Find and copy every line in the records that includes the string "practise".

--- --- ---

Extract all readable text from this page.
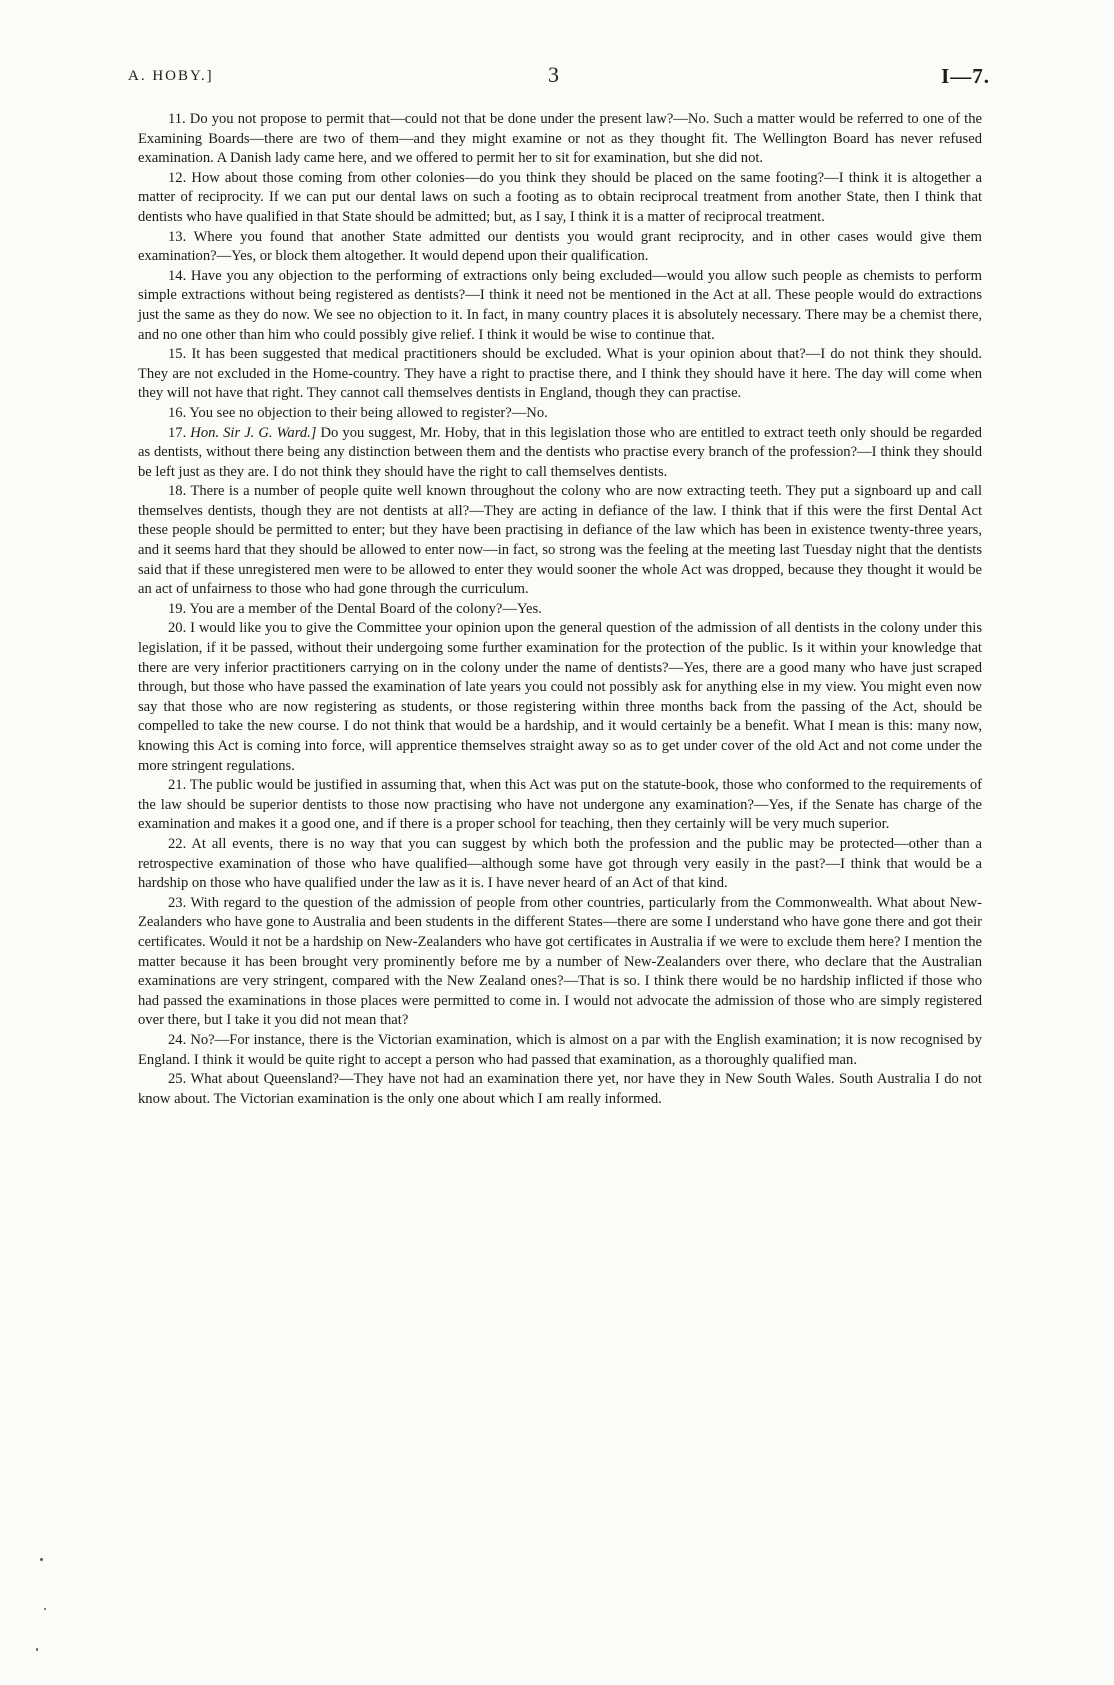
A. HOBY.]	3	I—7.

11. Do you not propose to permit that—could not that be done under the present law?—No. Such a matter would be referred to one of the Examining Boards—there are two of them—and they might examine or not as they thought fit. The Wellington Board has never refused examination. A Danish lady came here, and we offered to permit her to sit for examination, but she did not.

12. How about those coming from other colonies—do you think they should be placed on the same footing?—I think it is altogether a matter of reciprocity. If we can put our dental laws on such a footing as to obtain reciprocal treatment from another State, then I think that dentists who have qualified in that State should be admitted; but, as I say, I think it is a matter of reciprocal treatment.

13. Where you found that another State admitted our dentists you would grant reciprocity, and in other cases would give them examination?—Yes, or block them altogether. It would depend upon their qualification.

14. Have you any objection to the performing of extractions only being excluded—would you allow such people as chemists to perform simple extractions without being registered as dentists?—I think it need not be mentioned in the Act at all. These people would do extractions just the same as they do now. We see no objection to it. In fact, in many country places it is absolutely necessary. There may be a chemist there, and no one other than him who could possibly give relief. I think it would be wise to continue that.

15. It has been suggested that medical practitioners should be excluded. What is your opinion about that?—I do not think they should. They are not excluded in the Home-country. They have a right to practise there, and I think they should have it here. The day will come when they will not have that right. They cannot call themselves dentists in England, though they can practise.

16. You see no objection to their being allowed to register?—No.

17. Hon. Sir J. G. Ward.] Do you suggest, Mr. Hoby, that in this legislation those who are entitled to extract teeth only should be regarded as dentists, without there being any distinction between them and the dentists who practise every branch of the profession?—I think they should be left just as they are. I do not think they should have the right to call themselves dentists.

18. There is a number of people quite well known throughout the colony who are now extracting teeth. They put a signboard up and call themselves dentists, though they are not dentists at all?—They are acting in defiance of the law. I think that if this were the first Dental Act these people should be permitted to enter; but they have been practising in defiance of the law which has been in existence twenty-three years, and it seems hard that they should be allowed to enter now—in fact, so strong was the feeling at the meeting last Tuesday night that the dentists said that if these unregistered men were to be allowed to enter they would sooner the whole Act was dropped, because they thought it would be an act of unfairness to those who had gone through the curriculum.

19. You are a member of the Dental Board of the colony?—Yes.

20. I would like you to give the Committee your opinion upon the general question of the admission of all dentists in the colony under this legislation, if it be passed, without their undergoing some further examination for the protection of the public. Is it within your knowledge that there are very inferior practitioners carrying on in the colony under the name of dentists?—Yes, there are a good many who have just scraped through, but those who have passed the examination of late years you could not possibly ask for anything else in my view. You might even now say that those who are now registering as students, or those registering within three months back from the passing of the Act, should be compelled to take the new course. I do not think that would be a hardship, and it would certainly be a benefit. What I mean is this: many now, knowing this Act is coming into force, will apprentice themselves straight away so as to get under cover of the old Act and not come under the more stringent regulations.

21. The public would be justified in assuming that, when this Act was put on the statute-book, those who conformed to the requirements of the law should be superior dentists to those now practising who have not undergone any examination?—Yes, if the Senate has charge of the examination and makes it a good one, and if there is a proper school for teaching, then they certainly will be very much superior.

22. At all events, there is no way that you can suggest by which both the profession and the public may be protected—other than a retrospective examination of those who have qualified—although some have got through very easily in the past?—I think that would be a hardship on those who have qualified under the law as it is. I have never heard of an Act of that kind.

23. With regard to the question of the admission of people from other countries, particularly from the Commonwealth. What about New-Zealanders who have gone to Australia and been students in the different States—there are some I understand who have gone there and got their certificates. Would it not be a hardship on New-Zealanders who have got certificates in Australia if we were to exclude them here? I mention the matter because it has been brought very prominently before me by a number of New-Zealanders over there, who declare that the Australian examinations are very stringent, compared with the New Zealand ones?—That is so. I think there would be no hardship inflicted if those who had passed the examinations in those places were permitted to come in. I would not advocate the admission of those who are simply registered over there, but I take it you did not mean that?

24. No?—For instance, there is the Victorian examination, which is almost on a par with the English examination; it is now recognised by England. I think it would be quite right to accept a person who had passed that examination, as a thoroughly qualified man.

25. What about Queensland?—They have not had an examination there yet, nor have they in New South Wales. South Australia I do not know about. The Victorian examination is the only one about which I am really informed.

--- --- ---

Response to this task:
15. It has been suggested that medical practitioners should be excluded. What is your opinion about that?—I do not think they should. They are not excluded in the Home-country. They have a right to practise there, and I think they should have it here. The day will come when they will not have that right. They cannot call themselves dentists in England, though they can practise.
17. Hon. Sir J. G. Ward.] Do you suggest, Mr. Hoby, that in this legislation those who are entitled to extract teeth only should be regarded as dentists, without there being any distinction between them and the dentists who practise every branch of the profession?—I think they should be left just as they are. I do not think they should have the right to call themselves dentists.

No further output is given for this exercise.